EXERCISE INSTRUCTIONS: Give only one thing: the number of lines that include the word "обровъ".

STORED ROWS:

+++++

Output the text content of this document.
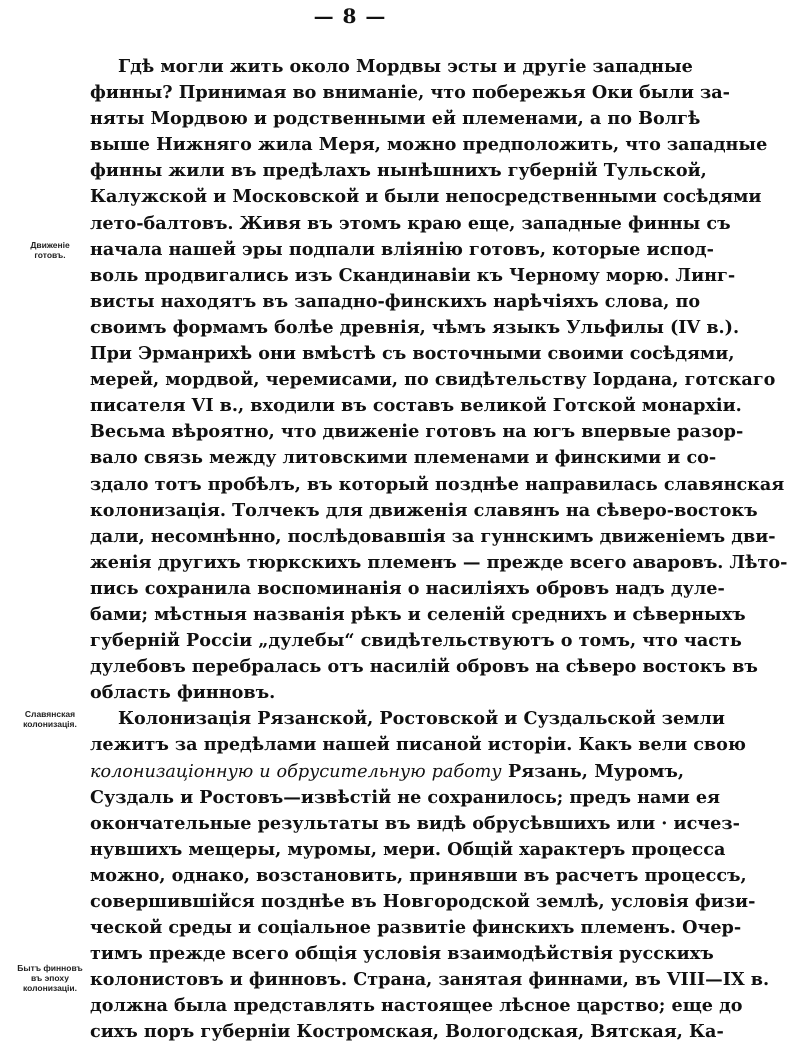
— 8 —
Движеніе
готовъ.
Славянская
колонизація.
Бытъ финновъ
въ эпоху
колонизаціи.
Гдѣ могли жить около Мордвы эсты и другіе западные
финны? Принимая во вниманіе, что побережья Оки были за-
няты Мордвою и родственными ей племенами, а по Волгѣ
выше Нижняго жила Меря, можно предположить, что западные
финны жили въ предѣлахъ нынѣшнихъ губерній Тульской,
Калужской и Московской и были непосредственными сосѣдями
лето-балтовъ. Живя въ этомъ краю еще, западные финны съ
начала нашей эры подпали вліянію готовъ, которые испод-
воль продвигались изъ Скандинавіи къ Черному морю. Линг-
висты находятъ въ западно-финскихъ нарѣчіяхъ слова, по
своимъ формамъ болѣе древнія, чѣмъ языкъ Ульфилы (IV в.).
При Эрманрихѣ они вмѣстѣ съ восточными своими сосѣдями,
мерей, мордвой, черемисами, по свидѣтельству Іордана, готскаго
писателя VI в., входили въ составъ великой Готской монархіи.
Весьма вѣроятно, что движеніе готовъ на югъ впервые разор-
вало связь между литовскими племенами и финскими и со-
здало тотъ пробѣлъ, въ который позднѣе направилась славянская
колонизація. Толчекъ для движенія славянъ на сѣверо-востокъ
дали, несомнѣнно, послѣдовавшія за гуннскимъ движеніемъ дви-
женія другихъ тюркскихъ племенъ — прежде всего аваровъ. Лѣто-
пись сохранила воспоминанія о насиліяхъ обровъ надъ дуле-
бами; мѣстныя названія рѣкъ и селеній среднихъ и сѣверныхъ
губерній Россіи „дулебы“ свидѣтельствуютъ о томъ, что часть
дулебовъ перебралась отъ насилій обровъ на сѣверо востокъ въ
область финновъ.
Колонизація Рязанской, Ростовской и Суздальской земли
лежитъ за предѣлами нашей писаной исторіи. Какъ вели свою
колонизаціонную и обрусительную работу Рязань, Муромъ,
Суздаль и Ростовъ—извѣстій не сохранилось; предъ нами ея
окончательные результаты въ видѣ обрусѣвшихъ или · исчез-
нувшихъ мещеры, муромы, мери. Общій характеръ процесса
можно, однако, возстановить, принявши въ расчетъ процессъ,
совершившійся позднѣе въ Новгородской землѣ, условія физи-
ческой среды и соціальное развитіе финскихъ племенъ. Очер-
тимъ прежде всего общія условія взаимодѣйствія русскихъ
колонистовъ и финновъ. Страна, занятая финнами, въ VIII—IX в.
должна была представлять настоящее лѣсное царство; еще до
сихъ поръ губерніи Костромская, Вологодская, Вятская, Ка-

+++++

ANSWER TO THE PROBLEM: 2